Exercise task: Reproduce every line of the listing as written, apart from the pictures.

Dataset rows:
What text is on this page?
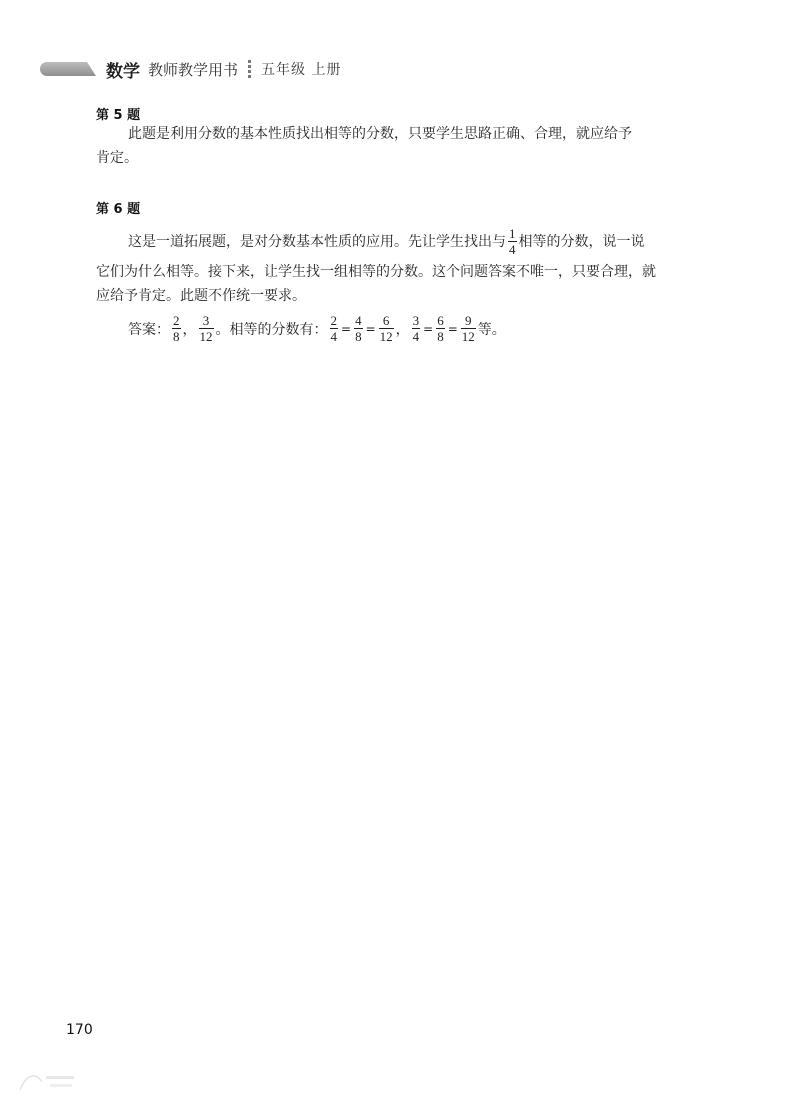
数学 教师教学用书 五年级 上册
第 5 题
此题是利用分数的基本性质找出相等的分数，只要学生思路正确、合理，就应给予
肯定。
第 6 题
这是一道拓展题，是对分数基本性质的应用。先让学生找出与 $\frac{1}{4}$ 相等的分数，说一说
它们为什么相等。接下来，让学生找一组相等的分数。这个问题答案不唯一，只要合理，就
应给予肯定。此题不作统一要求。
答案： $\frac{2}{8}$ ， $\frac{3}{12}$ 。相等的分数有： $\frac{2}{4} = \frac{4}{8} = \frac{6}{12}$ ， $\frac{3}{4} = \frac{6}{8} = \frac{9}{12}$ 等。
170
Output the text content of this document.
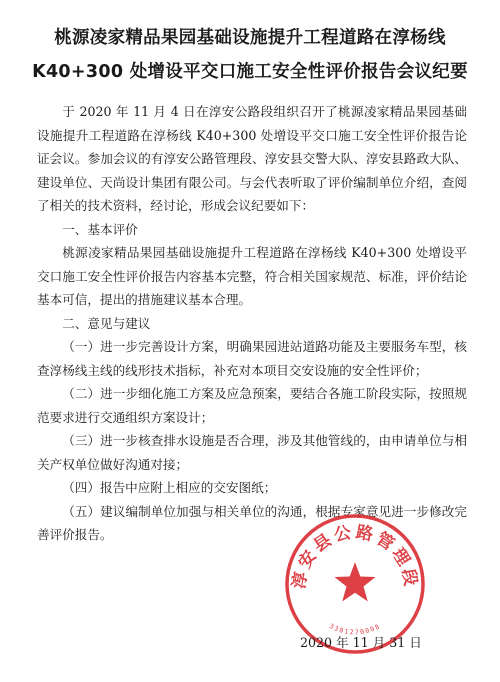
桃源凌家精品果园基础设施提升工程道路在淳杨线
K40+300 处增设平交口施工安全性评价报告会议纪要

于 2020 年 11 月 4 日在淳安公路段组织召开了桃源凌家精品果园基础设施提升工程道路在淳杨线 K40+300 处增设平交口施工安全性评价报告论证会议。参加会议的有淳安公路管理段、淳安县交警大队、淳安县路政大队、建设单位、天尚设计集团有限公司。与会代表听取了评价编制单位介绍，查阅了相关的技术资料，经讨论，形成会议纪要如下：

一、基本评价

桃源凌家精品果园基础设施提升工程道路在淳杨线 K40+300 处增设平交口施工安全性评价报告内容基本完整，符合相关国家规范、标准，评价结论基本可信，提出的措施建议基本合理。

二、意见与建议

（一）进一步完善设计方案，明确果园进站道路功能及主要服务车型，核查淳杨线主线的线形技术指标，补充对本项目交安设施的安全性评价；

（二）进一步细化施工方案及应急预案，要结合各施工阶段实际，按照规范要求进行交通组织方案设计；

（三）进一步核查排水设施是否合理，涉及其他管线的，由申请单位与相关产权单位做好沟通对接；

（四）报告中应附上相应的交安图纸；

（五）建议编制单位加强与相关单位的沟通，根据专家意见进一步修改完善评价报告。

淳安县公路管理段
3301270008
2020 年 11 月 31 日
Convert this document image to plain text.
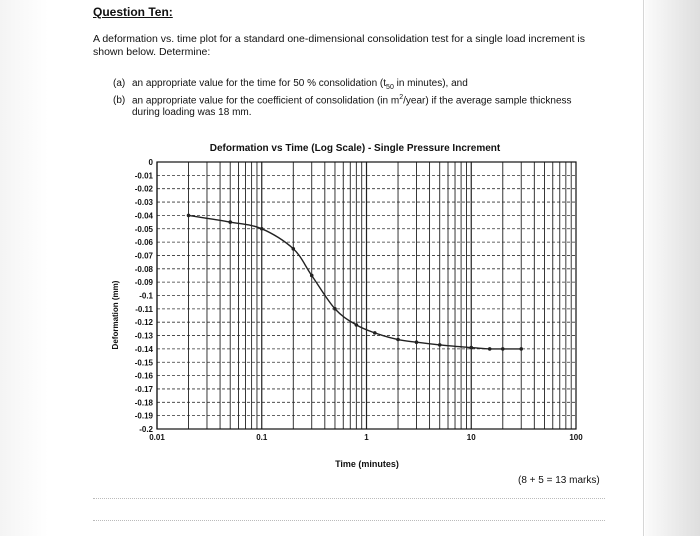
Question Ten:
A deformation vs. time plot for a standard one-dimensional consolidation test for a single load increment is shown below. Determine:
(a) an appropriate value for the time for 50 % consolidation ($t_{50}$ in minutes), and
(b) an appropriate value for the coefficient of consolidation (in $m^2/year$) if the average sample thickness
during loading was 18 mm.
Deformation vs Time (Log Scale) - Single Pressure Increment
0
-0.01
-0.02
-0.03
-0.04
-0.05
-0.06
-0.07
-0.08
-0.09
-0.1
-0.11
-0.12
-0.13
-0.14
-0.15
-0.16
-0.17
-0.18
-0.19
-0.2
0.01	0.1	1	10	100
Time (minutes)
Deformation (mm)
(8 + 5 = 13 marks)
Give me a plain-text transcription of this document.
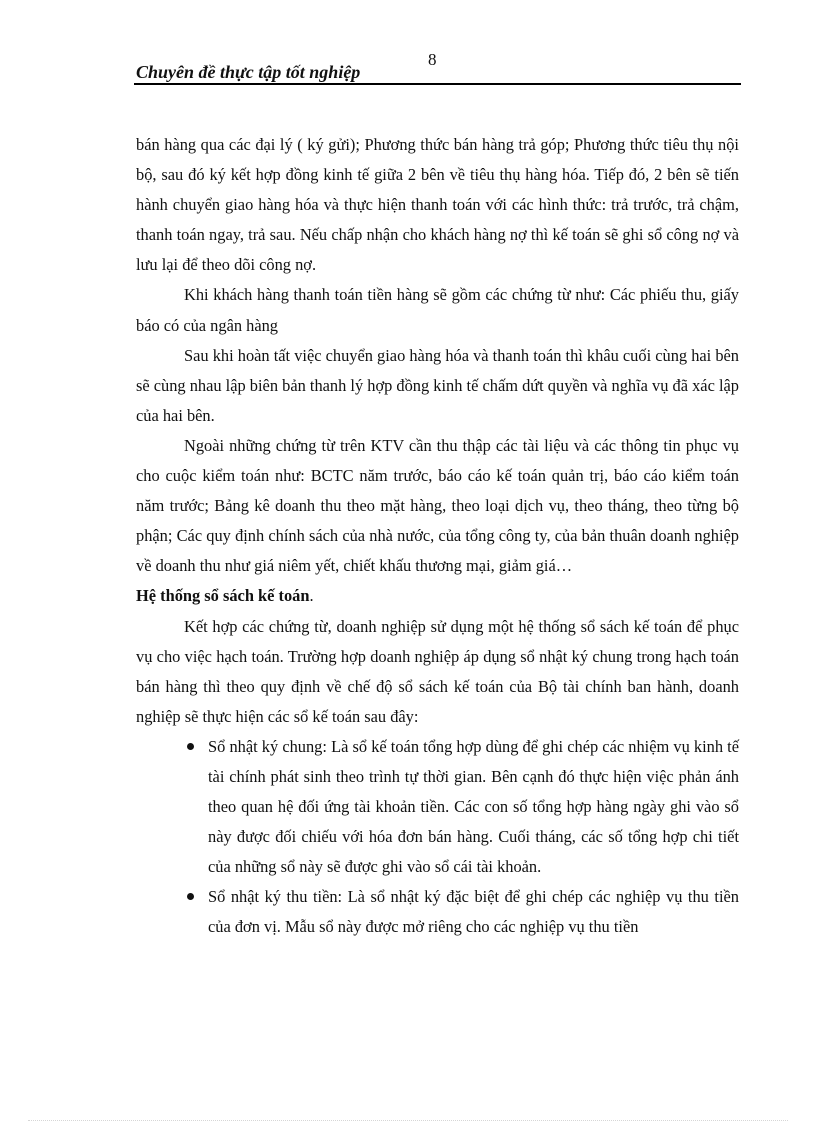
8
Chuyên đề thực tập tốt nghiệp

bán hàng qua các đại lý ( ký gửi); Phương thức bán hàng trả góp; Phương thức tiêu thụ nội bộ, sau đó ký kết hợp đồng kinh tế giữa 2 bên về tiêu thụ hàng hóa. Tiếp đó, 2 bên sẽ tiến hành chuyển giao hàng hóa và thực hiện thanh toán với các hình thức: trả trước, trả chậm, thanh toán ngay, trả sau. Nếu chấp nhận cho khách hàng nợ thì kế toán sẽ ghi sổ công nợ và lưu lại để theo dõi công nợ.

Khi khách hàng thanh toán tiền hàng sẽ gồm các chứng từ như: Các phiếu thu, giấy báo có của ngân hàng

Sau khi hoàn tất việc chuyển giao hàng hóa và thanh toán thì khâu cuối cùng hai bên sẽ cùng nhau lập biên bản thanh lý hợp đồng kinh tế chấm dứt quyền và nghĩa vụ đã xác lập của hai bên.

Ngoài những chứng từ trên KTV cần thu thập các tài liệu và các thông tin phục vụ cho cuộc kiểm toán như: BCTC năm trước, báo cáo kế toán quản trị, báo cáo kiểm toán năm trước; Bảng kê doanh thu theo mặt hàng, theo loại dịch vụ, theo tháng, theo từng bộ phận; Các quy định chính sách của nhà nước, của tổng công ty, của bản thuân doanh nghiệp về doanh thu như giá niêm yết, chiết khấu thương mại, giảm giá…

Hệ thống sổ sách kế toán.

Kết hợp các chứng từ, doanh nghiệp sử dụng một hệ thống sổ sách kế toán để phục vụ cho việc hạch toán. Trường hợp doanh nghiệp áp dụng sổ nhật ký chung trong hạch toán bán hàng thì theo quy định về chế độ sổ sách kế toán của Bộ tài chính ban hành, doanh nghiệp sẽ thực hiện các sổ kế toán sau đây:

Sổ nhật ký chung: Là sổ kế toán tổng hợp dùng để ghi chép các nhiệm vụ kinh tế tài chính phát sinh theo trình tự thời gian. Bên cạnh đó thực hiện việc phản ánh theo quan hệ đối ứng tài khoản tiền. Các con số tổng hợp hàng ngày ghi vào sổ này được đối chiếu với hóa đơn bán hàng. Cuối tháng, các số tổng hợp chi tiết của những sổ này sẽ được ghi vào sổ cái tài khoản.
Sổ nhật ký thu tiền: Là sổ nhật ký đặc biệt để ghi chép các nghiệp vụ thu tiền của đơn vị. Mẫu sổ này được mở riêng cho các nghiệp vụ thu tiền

Output:
What text is on this page?
数学 教师教学用书 五年级 上册
第 5 题
此题是利用分数的基本性质找出相等的分数，只要学生思路正确、合理，就应给予
肯定。
第 6 题
这是一道拓展题，是对分数基本性质的应用。先让学生找出与 $\frac{1}{4}$ 相等的分数，说一说
它们为什么相等。接下来，让学生找一组相等的分数。这个问题答案不唯一，只要合理，就
应给予肯定。此题不作统一要求。
答案： $\frac{2}{8}$ ， $\frac{3}{12}$ 。相等的分数有： $\frac{2}{4} = \frac{4}{8} = \frac{6}{12}$ ， $\frac{3}{4} = \frac{6}{8} = \frac{9}{12}$ 等。
170
Output the text content of this document.
桃源凌家精品果园基础设施提升工程道路在淳杨线
K40+300 处增设平交口施工安全性评价报告会议纪要

于 2020 年 11 月 4 日在淳安公路段组织召开了桃源凌家精品果园基础设施提升工程道路在淳杨线 K40+300 处增设平交口施工安全性评价报告论证会议。参加会议的有淳安公路管理段、淳安县交警大队、淳安县路政大队、建设单位、天尚设计集团有限公司。与会代表听取了评价编制单位介绍，查阅了相关的技术资料，经讨论，形成会议纪要如下：

一、基本评价

桃源凌家精品果园基础设施提升工程道路在淳杨线 K40+300 处增设平交口施工安全性评价报告内容基本完整，符合相关国家规范、标准，评价结论基本可信，提出的措施建议基本合理。

二、意见与建议

（一）进一步完善设计方案，明确果园进站道路功能及主要服务车型，核查淳杨线主线的线形技术指标，补充对本项目交安设施的安全性评价；

（二）进一步细化施工方案及应急预案，要结合各施工阶段实际，按照规范要求进行交通组织方案设计；

（三）进一步核查排水设施是否合理，涉及其他管线的，由申请单位与相关产权单位做好沟通对接；

（四）报告中应附上相应的交安图纸；

（五）建议编制单位加强与相关单位的沟通，根据专家意见进一步修改完善评价报告。

淳安县公路管理段
3301270008
2020 年 11 月 31 日
Convert this document image to plain text.
Question Ten:
A deformation vs. time plot for a standard one-dimensional consolidation test for a single load increment is shown below. Determine:
(a) an appropriate value for the time for 50 % consolidation ($t_{50}$ in minutes), and
(b) an appropriate value for the coefficient of consolidation (in $m^2/year$) if the average sample thickness
during loading was 18 mm.
Deformation vs Time (Log Scale) - Single Pressure Increment
0
-0.01
-0.02
-0.03
-0.04
-0.05
-0.06
-0.07
-0.08
-0.09
-0.1
-0.11
-0.12
-0.13
-0.14
-0.15
-0.16
-0.17
-0.18
-0.19
-0.2
0.01	0.1	1	10	100
Time (minutes)
Deformation (mm)
(8 + 5 = 13 marks)
Give me a plain-text transcription of this document.
8
Chuyên đề thực tập tốt nghiệp

bán hàng qua các đại lý ( ký gửi); Phương thức bán hàng trả góp; Phương thức tiêu thụ nội bộ, sau đó ký kết hợp đồng kinh tế giữa 2 bên về tiêu thụ hàng hóa. Tiếp đó, 2 bên sẽ tiến hành chuyển giao hàng hóa và thực hiện thanh toán với các hình thức: trả trước, trả chậm, thanh toán ngay, trả sau. Nếu chấp nhận cho khách hàng nợ thì kế toán sẽ ghi sổ công nợ và lưu lại để theo dõi công nợ.

Khi khách hàng thanh toán tiền hàng sẽ gồm các chứng từ như: Các phiếu thu, giấy báo có của ngân hàng

Sau khi hoàn tất việc chuyển giao hàng hóa và thanh toán thì khâu cuối cùng hai bên sẽ cùng nhau lập biên bản thanh lý hợp đồng kinh tế chấm dứt quyền và nghĩa vụ đã xác lập của hai bên.

Ngoài những chứng từ trên KTV cần thu thập các tài liệu và các thông tin phục vụ cho cuộc kiểm toán như: BCTC năm trước, báo cáo kế toán quản trị, báo cáo kiểm toán năm trước; Bảng kê doanh thu theo mặt hàng, theo loại dịch vụ, theo tháng, theo từng bộ phận; Các quy định chính sách của nhà nước, của tổng công ty, của bản thuân doanh nghiệp về doanh thu như giá niêm yết, chiết khấu thương mại, giảm giá…

Hệ thống sổ sách kế toán.

Kết hợp các chứng từ, doanh nghiệp sử dụng một hệ thống sổ sách kế toán để phục vụ cho việc hạch toán. Trường hợp doanh nghiệp áp dụng sổ nhật ký chung trong hạch toán bán hàng thì theo quy định về chế độ sổ sách kế toán của Bộ tài chính ban hành, doanh nghiệp sẽ thực hiện các sổ kế toán sau đây:

Sổ nhật ký chung: Là sổ kế toán tổng hợp dùng để ghi chép các nhiệm vụ kinh tế tài chính phát sinh theo trình tự thời gian. Bên cạnh đó thực hiện việc phản ánh theo quan hệ đối ứng tài khoản tiền. Các con số tổng hợp hàng ngày ghi vào sổ này được đối chiếu với hóa đơn bán hàng. Cuối tháng, các số tổng hợp chi tiết của những sổ này sẽ được ghi vào sổ cái tài khoản.
Sổ nhật ký thu tiền: Là sổ nhật ký đặc biệt để ghi chép các nghiệp vụ thu tiền của đơn vị. Mẫu sổ này được mở riêng cho các nghiệp vụ thu tiền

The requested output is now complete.